- Task objective -
Wherever the string "있습니다" appears in the listing, copy that line.

──────

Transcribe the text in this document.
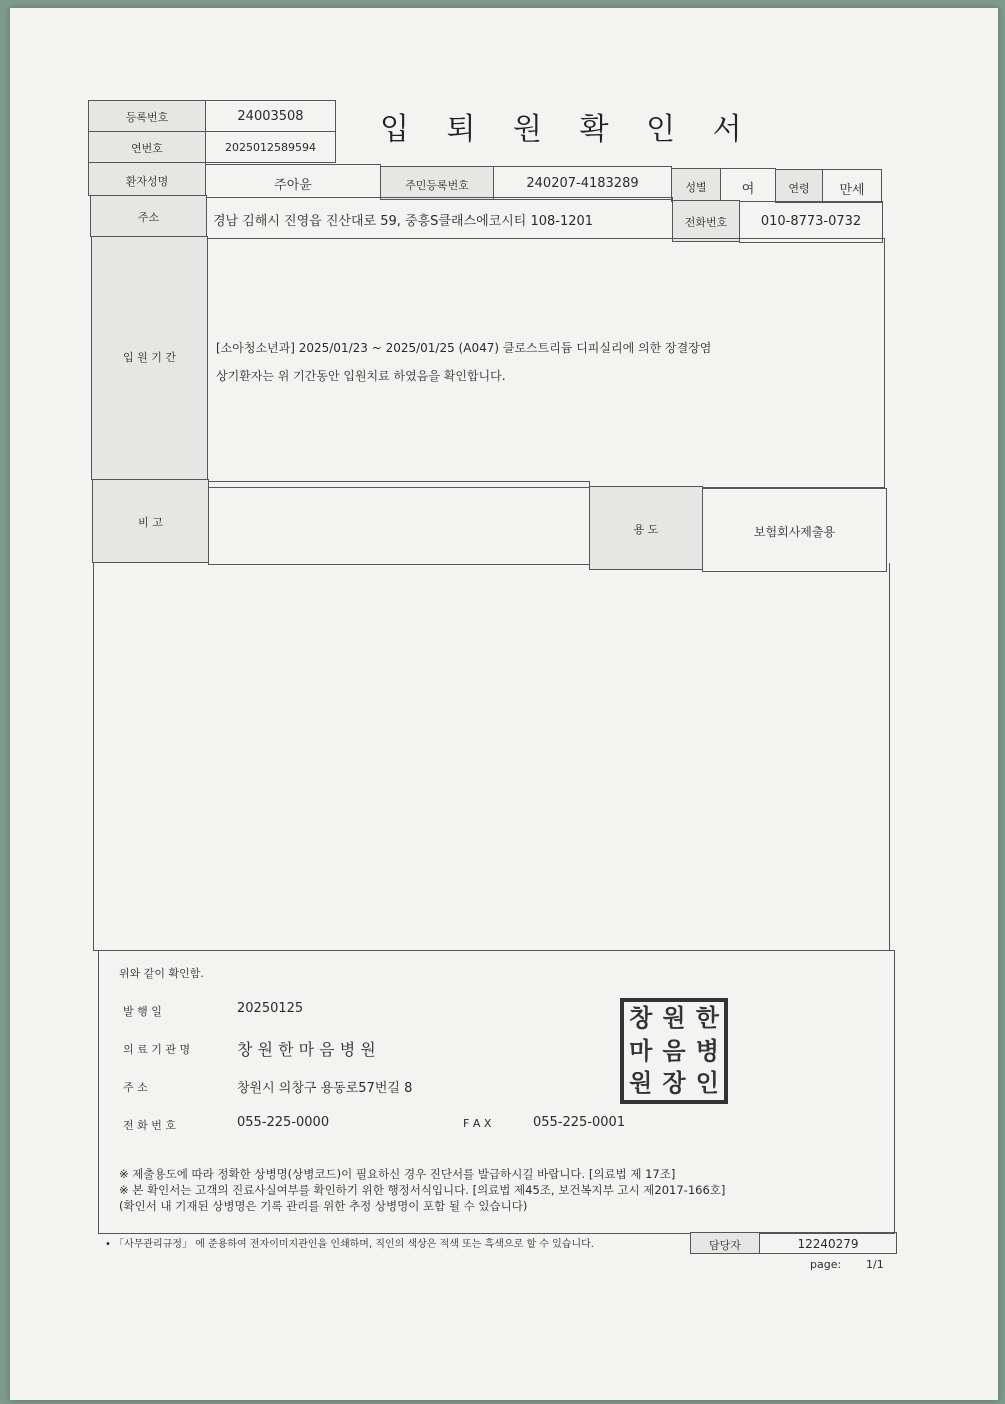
등록번호	24003508
연번호	2025012589594
입 퇴 원 확 인 서
환자성명	주아윤	주민등록번호	240207-4183289	성별	여	연령	만세
주소	경남 김해시 진영읍 진산대로 59, 중흥S클래스에코시티 108-1201	전화번호	010-8773-0732
입 원 기 간
[소아청소년과] 2025/01/23 ~ 2025/01/25 (A047) 클로스트리듐 디피실리에 의한 장결장염
상기환자는 위 기간동안 입원치료 하였음을 확인합니다.
비 고
용 도	보험회사제출용
위와 같이 확인함.
발 행 일	20250125
의 료 기 관 명	창 원 한 마 음 병 원
주 소	창원시 의창구 용동로57번길 8
전 화 번 호	055-225-0000	F A X	055-225-0001
※ 제출용도에 따라 정확한 상병명(상병코드)이 필요하신 경우 진단서를 발급하시길 바랍니다. [의료법 제 17조]
※ 본 확인서는 고객의 진료사실여부를 확인하기 위한 행정서식입니다. [의료법 제45조, 보건복지부 고시 제2017-166호]
(확인서 내 기재된 상병명은 기록 관리를 위한 추정 상병명이 포함 될 수 있습니다)
창 원 한
마 음 병
원 장 인
• 「사무관리규정」 에 준용하여 전자이미지관인을 인쇄하며, 직인의 색상은 적색 또는 흑색으로 할 수 있습니다.	담당자	12240279
page: 1/1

──────

- Answer to the problem -
(확인서 내 기재된 상병명은 기록 관리를 위한 추정 상병명이 포함 될 수 있습니다)
• 「사무관리규정」 에 준용하여 전자이미지관인을 인쇄하며, 직인의 색상은 적색 또는 흑색으로 할 수 있습니다.	담당자	12240279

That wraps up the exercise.